▶ _Exercise text_:
######
SolarCity and SolarWorld arguments

SolarCity had argued that the “essential criteria for assessing whether a solar cell can be characterised as ‘thin film’ for purposes of the Orders” is whether “the cell derives all of its photovoltaic function from successively applied layers of amorphous silicon, and cannot function if some of those layers are removed”.

Conversely, SolarWorld rebutted that the conversion efficiency of Triex cells is much more comparable to subject CSPV cells than to “true amorphous silicon thin film products”. They also put forward an argument that the solar absorber (or solar absorbing material) is the “fundamental part” of a PV device as it enables the conversion of light into electricity – and the “primary absorber and dominant contributor to carrier generation” in Triex cells “is the crystalline silicon substrate, not the thin film layers of amorphous silicon”. Futhermore, SolarWorld emphasised that the “solar absorbers in a true thin film product…are the thin film layers themselves, not the substrate on to which the thin film layers are deposited”.
######
▶ _Bounding box prediction data_:
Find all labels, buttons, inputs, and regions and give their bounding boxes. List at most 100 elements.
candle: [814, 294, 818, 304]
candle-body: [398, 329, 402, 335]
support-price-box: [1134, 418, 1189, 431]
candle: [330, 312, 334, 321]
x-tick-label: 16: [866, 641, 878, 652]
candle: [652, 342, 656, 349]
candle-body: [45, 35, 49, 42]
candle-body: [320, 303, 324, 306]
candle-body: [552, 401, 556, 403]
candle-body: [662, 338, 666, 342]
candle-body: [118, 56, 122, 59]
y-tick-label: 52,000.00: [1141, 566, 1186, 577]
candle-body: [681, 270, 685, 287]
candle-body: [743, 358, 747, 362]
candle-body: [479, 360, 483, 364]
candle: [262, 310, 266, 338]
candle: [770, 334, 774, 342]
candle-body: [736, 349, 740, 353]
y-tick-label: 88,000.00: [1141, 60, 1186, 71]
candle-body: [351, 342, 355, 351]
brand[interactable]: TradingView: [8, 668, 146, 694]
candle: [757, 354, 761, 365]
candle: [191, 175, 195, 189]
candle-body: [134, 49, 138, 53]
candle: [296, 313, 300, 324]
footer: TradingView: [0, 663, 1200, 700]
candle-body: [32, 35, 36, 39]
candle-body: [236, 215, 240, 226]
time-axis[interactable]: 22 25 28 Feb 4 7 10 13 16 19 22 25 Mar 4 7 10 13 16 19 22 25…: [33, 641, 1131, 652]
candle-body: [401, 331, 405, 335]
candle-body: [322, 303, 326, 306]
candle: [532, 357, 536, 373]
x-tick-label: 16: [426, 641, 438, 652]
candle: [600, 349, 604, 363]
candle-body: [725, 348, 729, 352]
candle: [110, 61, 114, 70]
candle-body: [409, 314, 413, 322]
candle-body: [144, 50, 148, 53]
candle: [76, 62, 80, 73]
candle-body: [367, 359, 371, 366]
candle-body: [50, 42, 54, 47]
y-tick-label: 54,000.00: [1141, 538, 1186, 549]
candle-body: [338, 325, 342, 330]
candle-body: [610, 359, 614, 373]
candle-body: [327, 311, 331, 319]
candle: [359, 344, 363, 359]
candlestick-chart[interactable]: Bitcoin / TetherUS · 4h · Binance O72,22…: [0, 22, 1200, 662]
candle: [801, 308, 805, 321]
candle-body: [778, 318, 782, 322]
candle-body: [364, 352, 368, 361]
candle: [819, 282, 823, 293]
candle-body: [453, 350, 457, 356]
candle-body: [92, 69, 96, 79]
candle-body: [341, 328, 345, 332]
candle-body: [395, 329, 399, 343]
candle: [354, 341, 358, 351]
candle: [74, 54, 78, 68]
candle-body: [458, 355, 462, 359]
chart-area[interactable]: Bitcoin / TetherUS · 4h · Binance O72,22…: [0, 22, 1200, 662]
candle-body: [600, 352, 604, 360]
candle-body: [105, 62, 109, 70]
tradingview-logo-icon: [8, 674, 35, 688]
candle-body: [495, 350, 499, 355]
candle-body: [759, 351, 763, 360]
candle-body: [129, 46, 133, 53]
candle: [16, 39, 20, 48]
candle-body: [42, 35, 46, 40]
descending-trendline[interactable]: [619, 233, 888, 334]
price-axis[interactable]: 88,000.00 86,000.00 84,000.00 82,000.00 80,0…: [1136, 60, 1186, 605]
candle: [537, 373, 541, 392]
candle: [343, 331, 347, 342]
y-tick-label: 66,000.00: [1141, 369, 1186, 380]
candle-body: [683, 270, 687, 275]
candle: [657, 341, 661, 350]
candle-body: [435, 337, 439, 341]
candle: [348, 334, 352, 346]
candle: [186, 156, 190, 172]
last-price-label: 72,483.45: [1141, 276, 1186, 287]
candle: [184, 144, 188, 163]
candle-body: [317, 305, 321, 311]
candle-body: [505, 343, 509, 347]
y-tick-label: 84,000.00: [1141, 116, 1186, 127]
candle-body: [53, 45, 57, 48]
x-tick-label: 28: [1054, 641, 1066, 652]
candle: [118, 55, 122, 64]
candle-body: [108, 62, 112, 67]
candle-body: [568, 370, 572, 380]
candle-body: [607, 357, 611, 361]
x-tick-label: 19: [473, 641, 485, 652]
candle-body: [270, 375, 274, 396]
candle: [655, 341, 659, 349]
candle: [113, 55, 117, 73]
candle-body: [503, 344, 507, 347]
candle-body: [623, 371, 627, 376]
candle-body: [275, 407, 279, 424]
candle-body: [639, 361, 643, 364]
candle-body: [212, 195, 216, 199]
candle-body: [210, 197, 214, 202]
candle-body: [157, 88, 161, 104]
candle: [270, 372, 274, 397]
######
▶ _Exercise_: Summarize the SolarCity and SolarWorld arguments text in two sentences.

▶ _Output for this task_: SolarCity argued that a solar cell counts as "thin film" under the Orders if it draws all of its photovoltaic function from successively applied layers of amorphous silicon and cannot function if some of those layers are removed. SolarWorld countered that Triex cells are closer in conversion efficiency to subject CSPV cells and that their primary absorber is the crystalline silicon substrate, whereas in a true thin film product the thin film layers themselves are the absorbers.